- THE PROBLEM
Give every line of the material again, exactly as written.

Records from a data collection
::::

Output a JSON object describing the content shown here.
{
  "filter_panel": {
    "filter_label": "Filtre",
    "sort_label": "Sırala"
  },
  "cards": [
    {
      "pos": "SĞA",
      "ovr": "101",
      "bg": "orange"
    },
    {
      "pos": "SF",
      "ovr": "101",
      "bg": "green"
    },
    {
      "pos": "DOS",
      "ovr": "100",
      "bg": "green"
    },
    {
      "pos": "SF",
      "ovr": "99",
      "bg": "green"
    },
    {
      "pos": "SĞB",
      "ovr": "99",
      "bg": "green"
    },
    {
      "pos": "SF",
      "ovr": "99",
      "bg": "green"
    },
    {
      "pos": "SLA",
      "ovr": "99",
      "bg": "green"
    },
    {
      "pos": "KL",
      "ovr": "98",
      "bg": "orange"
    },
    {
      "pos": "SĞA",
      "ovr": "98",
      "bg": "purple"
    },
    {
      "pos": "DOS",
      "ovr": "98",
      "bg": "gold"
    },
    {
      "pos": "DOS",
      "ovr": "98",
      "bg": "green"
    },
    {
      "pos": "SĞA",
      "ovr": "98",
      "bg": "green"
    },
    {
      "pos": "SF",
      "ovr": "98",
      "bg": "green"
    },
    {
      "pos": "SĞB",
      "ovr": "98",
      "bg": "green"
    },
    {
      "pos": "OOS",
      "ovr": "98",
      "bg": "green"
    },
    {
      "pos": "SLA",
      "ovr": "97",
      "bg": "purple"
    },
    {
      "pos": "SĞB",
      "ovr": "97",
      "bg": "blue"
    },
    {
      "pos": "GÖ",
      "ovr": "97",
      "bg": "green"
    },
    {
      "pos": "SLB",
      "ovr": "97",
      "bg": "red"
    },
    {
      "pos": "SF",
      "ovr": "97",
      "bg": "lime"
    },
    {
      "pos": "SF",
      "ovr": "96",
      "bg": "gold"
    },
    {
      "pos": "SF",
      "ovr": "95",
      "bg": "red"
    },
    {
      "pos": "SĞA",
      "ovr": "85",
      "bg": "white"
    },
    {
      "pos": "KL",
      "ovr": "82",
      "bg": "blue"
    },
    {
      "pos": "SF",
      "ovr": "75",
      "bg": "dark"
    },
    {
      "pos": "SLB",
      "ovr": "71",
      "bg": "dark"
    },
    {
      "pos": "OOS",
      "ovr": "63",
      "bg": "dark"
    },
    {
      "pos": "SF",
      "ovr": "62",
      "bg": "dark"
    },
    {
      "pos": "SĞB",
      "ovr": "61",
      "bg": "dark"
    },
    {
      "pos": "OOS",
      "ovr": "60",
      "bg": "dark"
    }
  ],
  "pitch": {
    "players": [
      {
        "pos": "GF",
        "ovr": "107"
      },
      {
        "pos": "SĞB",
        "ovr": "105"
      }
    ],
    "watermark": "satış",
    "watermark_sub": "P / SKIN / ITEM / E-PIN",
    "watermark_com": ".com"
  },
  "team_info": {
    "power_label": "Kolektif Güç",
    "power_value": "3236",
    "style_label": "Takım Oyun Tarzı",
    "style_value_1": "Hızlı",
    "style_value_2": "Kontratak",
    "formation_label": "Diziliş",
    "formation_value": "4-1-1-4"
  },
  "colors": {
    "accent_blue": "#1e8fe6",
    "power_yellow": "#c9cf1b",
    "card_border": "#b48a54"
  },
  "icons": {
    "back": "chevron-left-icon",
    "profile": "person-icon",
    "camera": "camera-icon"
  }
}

::::

- RESPONSE FOR THIS EXERCISE
Output a JSON object describing the content shown here.
{
  "filter_panel": {
    "filter_label": "Filtre",
    "sort_label": "Sırala"
  },
  "cards": [
    {
      "pos": "SĞA",
      "ovr": "101",
      "bg": "orange"
    },
    {
      "pos": "SF",
      "ovr": "101",
      "bg": "green"
    },
    {
      "pos": "DOS",
      "ovr": "100",
      "bg": "green"
    },
    {
      "pos": "SF",
      "ovr": "99",
      "bg": "green"
    },
    {
      "pos": "SĞB",
      "ovr": "99",
      "bg": "green"
    },
    {
      "pos": "SF",
      "ovr": "99",
      "bg": "green"
    },
    {
      "pos": "SLA",
      "ovr": "99",
      "bg": "green"
    },
    {
      "pos": "KL",
      "ovr": "98",
      "bg": "orange"
    },
    {
      "pos": "SĞA",
      "ovr": "98",
      "bg": "purple"
    },
    {
      "pos": "DOS",
      "ovr": "98",
      "bg": "gold"
    },
    {
      "pos": "DOS",
      "ovr": "98",
      "bg": "green"
    },
    {
      "pos": "SĞA",
      "ovr": "98",
      "bg": "green"
    },
    {
      "pos": "SF",
      "ovr": "98",
      "bg": "green"
    },
    {
      "pos": "SĞB",
      "ovr": "98",
      "bg": "green"
    },
    {
      "pos": "OOS",
      "ovr": "98",
      "bg": "green"
    },
    {
      "pos": "SLA",
      "ovr": "97",
      "bg": "purple"
    },
    {
      "pos": "SĞB",
      "ovr": "97",
      "bg": "blue"
    },
    {
      "pos": "GÖ",
      "ovr": "97",
      "bg": "green"
    },
    {
      "pos": "SLB",
      "ovr": "97",
      "bg": "red"
    },
    {
      "pos": "SF",
      "ovr": "97",
      "bg": "lime"
    },
    {
      "pos": "SF",
      "ovr": "96",
      "bg": "gold"
    },
    {
      "pos": "SF",
      "ovr": "95",
      "bg": "red"
    },
    {
      "pos": "SĞA",
      "ovr": "85",
      "bg": "white"
    },
    {
      "pos": "KL",
      "ovr": "82",
      "bg": "blue"
    },
    {
      "pos": "SF",
      "ovr": "75",
      "bg": "dark"
    },
    {
      "pos": "SLB",
      "ovr": "71",
      "bg": "dark"
    },
    {
      "pos": "OOS",
      "ovr": "63",
      "bg": "dark"
    },
    {
      "pos": "SF",
      "ovr": "62",
      "bg": "dark"
    },
    {
      "pos": "SĞB",
      "ovr": "61",
      "bg": "dark"
    },
    {
      "pos": "OOS",
      "ovr": "60",
      "bg": "dark"
    }
  ],
  "pitch": {
    "players": [
      {
        "pos": "GF",
        "ovr": "107"
      },
      {
        "pos": "SĞB",
        "ovr": "105"
      }
    ],
    "watermark": "satış",
    "watermark_sub": "P / SKIN / ITEM / E-PIN",
    "watermark_com": ".com"
  },
  "team_info": {
    "power_label": "Kolektif Güç",
    "power_value": "3236",
    "style_label": "Takım Oyun Tarzı",
    "style_value_1": "Hızlı",
    "style_value_2": "Kontratak",
    "formation_label": "Diziliş",
    "formation_value": "4-1-1-4"
  },
  "colors": {
    "accent_blue": "#1e8fe6",
    "power_yellow": "#c9cf1b",
    "card_border": "#b48a54"
  },
  "icons": {
    "back": "chevron-left-icon",
    "profile": "person-icon",
    "camera": "camera-icon"
  }
}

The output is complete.